● What is expected:
Write out every entry word for word.

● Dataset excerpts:
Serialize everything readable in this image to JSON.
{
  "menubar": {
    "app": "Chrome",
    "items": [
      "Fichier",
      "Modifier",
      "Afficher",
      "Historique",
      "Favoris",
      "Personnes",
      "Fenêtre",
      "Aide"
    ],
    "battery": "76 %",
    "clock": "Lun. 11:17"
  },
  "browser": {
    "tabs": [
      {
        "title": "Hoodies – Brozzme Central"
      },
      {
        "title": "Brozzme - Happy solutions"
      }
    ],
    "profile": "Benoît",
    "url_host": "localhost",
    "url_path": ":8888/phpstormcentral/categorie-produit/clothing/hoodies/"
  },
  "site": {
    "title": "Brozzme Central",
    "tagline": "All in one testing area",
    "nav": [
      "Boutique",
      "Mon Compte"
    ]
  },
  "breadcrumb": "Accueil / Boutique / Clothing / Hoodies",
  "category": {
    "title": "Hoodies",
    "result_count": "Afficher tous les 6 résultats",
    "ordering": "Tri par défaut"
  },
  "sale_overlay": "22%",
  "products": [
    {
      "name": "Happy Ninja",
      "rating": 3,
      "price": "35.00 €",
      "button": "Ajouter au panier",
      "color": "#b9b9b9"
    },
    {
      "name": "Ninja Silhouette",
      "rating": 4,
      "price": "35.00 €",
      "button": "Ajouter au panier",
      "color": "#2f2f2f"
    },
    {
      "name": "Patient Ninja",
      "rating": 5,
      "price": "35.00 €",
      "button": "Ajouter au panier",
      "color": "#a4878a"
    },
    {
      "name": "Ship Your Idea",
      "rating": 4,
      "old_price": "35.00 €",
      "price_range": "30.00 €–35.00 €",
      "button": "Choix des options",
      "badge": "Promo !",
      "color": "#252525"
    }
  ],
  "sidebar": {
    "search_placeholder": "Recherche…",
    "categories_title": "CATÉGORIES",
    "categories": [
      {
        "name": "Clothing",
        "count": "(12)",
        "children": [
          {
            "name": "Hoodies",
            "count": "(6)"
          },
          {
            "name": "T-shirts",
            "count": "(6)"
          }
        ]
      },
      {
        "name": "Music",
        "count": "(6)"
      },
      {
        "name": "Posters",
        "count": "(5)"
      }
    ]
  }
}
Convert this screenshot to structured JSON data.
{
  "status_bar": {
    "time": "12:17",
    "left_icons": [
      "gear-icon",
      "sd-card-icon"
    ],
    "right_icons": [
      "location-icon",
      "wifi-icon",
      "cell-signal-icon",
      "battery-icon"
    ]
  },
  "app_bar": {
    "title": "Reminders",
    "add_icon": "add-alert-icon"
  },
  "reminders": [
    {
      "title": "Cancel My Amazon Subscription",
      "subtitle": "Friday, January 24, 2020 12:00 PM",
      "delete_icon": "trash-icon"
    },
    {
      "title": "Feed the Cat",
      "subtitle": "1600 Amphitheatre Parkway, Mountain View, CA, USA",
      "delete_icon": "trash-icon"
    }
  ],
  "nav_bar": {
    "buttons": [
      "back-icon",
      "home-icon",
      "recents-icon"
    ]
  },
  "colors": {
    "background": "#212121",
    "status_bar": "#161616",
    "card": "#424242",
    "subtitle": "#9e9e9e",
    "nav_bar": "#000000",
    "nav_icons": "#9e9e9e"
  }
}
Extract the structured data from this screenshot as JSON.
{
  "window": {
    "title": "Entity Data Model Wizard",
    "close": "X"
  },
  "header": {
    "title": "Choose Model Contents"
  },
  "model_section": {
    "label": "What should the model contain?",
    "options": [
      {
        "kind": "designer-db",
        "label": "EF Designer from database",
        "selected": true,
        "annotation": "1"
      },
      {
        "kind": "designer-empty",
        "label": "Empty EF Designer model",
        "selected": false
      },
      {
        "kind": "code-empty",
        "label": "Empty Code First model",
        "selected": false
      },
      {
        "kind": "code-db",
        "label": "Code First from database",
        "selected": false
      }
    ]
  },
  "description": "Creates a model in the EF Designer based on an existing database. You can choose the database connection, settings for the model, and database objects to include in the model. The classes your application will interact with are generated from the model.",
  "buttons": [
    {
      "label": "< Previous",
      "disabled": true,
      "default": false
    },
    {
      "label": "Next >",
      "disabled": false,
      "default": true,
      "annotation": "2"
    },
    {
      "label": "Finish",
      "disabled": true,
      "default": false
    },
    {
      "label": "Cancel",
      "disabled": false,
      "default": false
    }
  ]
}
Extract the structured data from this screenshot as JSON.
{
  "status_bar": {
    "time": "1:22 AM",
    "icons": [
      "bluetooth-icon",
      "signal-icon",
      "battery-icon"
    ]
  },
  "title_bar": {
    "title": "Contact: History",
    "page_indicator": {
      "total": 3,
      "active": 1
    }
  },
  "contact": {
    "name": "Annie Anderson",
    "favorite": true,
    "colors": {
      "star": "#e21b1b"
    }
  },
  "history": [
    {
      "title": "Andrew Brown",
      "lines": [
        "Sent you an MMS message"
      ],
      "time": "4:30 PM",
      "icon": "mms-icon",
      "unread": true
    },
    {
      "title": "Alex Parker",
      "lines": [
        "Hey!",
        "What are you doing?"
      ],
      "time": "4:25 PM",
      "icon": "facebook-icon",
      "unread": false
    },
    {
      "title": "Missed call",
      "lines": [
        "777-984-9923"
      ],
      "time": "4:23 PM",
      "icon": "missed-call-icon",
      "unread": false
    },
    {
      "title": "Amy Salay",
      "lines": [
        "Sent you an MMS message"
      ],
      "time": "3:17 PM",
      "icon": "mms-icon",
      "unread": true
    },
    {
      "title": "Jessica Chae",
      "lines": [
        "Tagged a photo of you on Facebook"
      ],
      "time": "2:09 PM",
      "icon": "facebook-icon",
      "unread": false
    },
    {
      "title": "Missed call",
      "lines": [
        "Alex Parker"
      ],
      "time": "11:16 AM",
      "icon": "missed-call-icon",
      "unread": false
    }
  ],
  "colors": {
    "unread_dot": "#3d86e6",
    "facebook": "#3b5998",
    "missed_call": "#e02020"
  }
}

● Result of the task:
Serialize everything readable in this image to JSON.
{
  "menubar": {
    "app": "Chrome",
    "items": [
      "Fichier",
      "Modifier",
      "Afficher",
      "Historique",
      "Favoris",
      "Personnes",
      "Fenêtre",
      "Aide"
    ],
    "battery": "76 %",
    "clock": "Lun. 11:17"
  },
  "browser": {
    "tabs": [
      {
        "title": "Hoodies – Brozzme Central"
      },
      {
        "title": "Brozzme - Happy solutions"
      }
    ],
    "profile": "Benoît",
    "url_host": "localhost",
    "url_path": ":8888/phpstormcentral/categorie-produit/clothing/hoodies/"
  },
  "site": {
    "title": "Brozzme Central",
    "tagline": "All in one testing area",
    "nav": [
      "Boutique",
      "Mon Compte"
    ]
  },
  "breadcrumb": "Accueil / Boutique / Clothing / Hoodies",
  "category": {
    "title": "Hoodies",
    "result_count": "Afficher tous les 6 résultats",
    "ordering": "Tri par défaut"
  },
  "sale_overlay": "22%",
  "products": [
    {
      "name": "Happy Ninja",
      "rating": 3,
      "price": "35.00 €",
      "button": "Ajouter au panier",
      "color": "#b9b9b9"
    },
    {
      "name": "Ninja Silhouette",
      "rating": 4,
      "price": "35.00 €",
      "button": "Ajouter au panier",
      "color": "#2f2f2f"
    },
    {
      "name": "Patient Ninja",
      "rating": 5,
      "price": "35.00 €",
      "button": "Ajouter au panier",
      "color": "#a4878a"
    },
    {
      "name": "Ship Your Idea",
      "rating": 4,
      "old_price": "35.00 €",
      "price_range": "30.00 €–35.00 €",
      "button": "Choix des options",
      "badge": "Promo !",
      "color": "#252525"
    }
  ],
  "sidebar": {
    "search_placeholder": "Recherche…",
    "categories_title": "CATÉGORIES",
    "categories": [
      {
        "name": "Clothing",
        "count": "(12)",
        "children": [
          {
            "name": "Hoodies",
            "count": "(6)"
          },
          {
            "name": "T-shirts",
            "count": "(6)"
          }
        ]
      },
      {
        "name": "Music",
        "count": "(6)"
      },
      {
        "name": "Posters",
        "count": "(5)"
      }
    ]
  }
}
Convert this screenshot to structured JSON data.
{
  "status_bar": {
    "time": "12:17",
    "left_icons": [
      "gear-icon",
      "sd-card-icon"
    ],
    "right_icons": [
      "location-icon",
      "wifi-icon",
      "cell-signal-icon",
      "battery-icon"
    ]
  },
  "app_bar": {
    "title": "Reminders",
    "add_icon": "add-alert-icon"
  },
  "reminders": [
    {
      "title": "Cancel My Amazon Subscription",
      "subtitle": "Friday, January 24, 2020 12:00 PM",
      "delete_icon": "trash-icon"
    },
    {
      "title": "Feed the Cat",
      "subtitle": "1600 Amphitheatre Parkway, Mountain View, CA, USA",
      "delete_icon": "trash-icon"
    }
  ],
  "nav_bar": {
    "buttons": [
      "back-icon",
      "home-icon",
      "recents-icon"
    ]
  },
  "colors": {
    "background": "#212121",
    "status_bar": "#161616",
    "card": "#424242",
    "subtitle": "#9e9e9e",
    "nav_bar": "#000000",
    "nav_icons": "#9e9e9e"
  }
}
Extract the structured data from this screenshot as JSON.
{
  "window": {
    "title": "Entity Data Model Wizard",
    "close": "X"
  },
  "header": {
    "title": "Choose Model Contents"
  },
  "model_section": {
    "label": "What should the model contain?",
    "options": [
      {
        "kind": "designer-db",
        "label": "EF Designer from database",
        "selected": true,
        "annotation": "1"
      },
      {
        "kind": "designer-empty",
        "label": "Empty EF Designer model",
        "selected": false
      },
      {
        "kind": "code-empty",
        "label": "Empty Code First model",
        "selected": false
      },
      {
        "kind": "code-db",
        "label": "Code First from database",
        "selected": false
      }
    ]
  },
  "description": "Creates a model in the EF Designer based on an existing database. You can choose the database connection, settings for the model, and database objects to include in the model. The classes your application will interact with are generated from the model.",
  "buttons": [
    {
      "label": "< Previous",
      "disabled": true,
      "default": false
    },
    {
      "label": "Next >",
      "disabled": false,
      "default": true,
      "annotation": "2"
    },
    {
      "label": "Finish",
      "disabled": true,
      "default": false
    },
    {
      "label": "Cancel",
      "disabled": false,
      "default": false
    }
  ]
}
Extract the structured data from this screenshot as JSON.
{
  "status_bar": {
    "time": "1:22 AM",
    "icons": [
      "bluetooth-icon",
      "signal-icon",
      "battery-icon"
    ]
  },
  "title_bar": {
    "title": "Contact: History",
    "page_indicator": {
      "total": 3,
      "active": 1
    }
  },
  "contact": {
    "name": "Annie Anderson",
    "favorite": true,
    "colors": {
      "star": "#e21b1b"
    }
  },
  "history": [
    {
      "title": "Andrew Brown",
      "lines": [
        "Sent you an MMS message"
      ],
      "time": "4:30 PM",
      "icon": "mms-icon",
      "unread": true
    },
    {
      "title": "Alex Parker",
      "lines": [
        "Hey!",
        "What are you doing?"
      ],
      "time": "4:25 PM",
      "icon": "facebook-icon",
      "unread": false
    },
    {
      "title": "Missed call",
      "lines": [
        "777-984-9923"
      ],
      "time": "4:23 PM",
      "icon": "missed-call-icon",
      "unread": false
    },
    {
      "title": "Amy Salay",
      "lines": [
        "Sent you an MMS message"
      ],
      "time": "3:17 PM",
      "icon": "mms-icon",
      "unread": true
    },
    {
      "title": "Jessica Chae",
      "lines": [
        "Tagged a photo of you on Facebook"
      ],
      "time": "2:09 PM",
      "icon": "facebook-icon",
      "unread": false
    },
    {
      "title": "Missed call",
      "lines": [
        "Alex Parker"
      ],
      "time": "11:16 AM",
      "icon": "missed-call-icon",
      "unread": false
    }
  ],
  "colors": {
    "unread_dot": "#3d86e6",
    "facebook": "#3b5998",
    "missed_call": "#e02020"
  }
}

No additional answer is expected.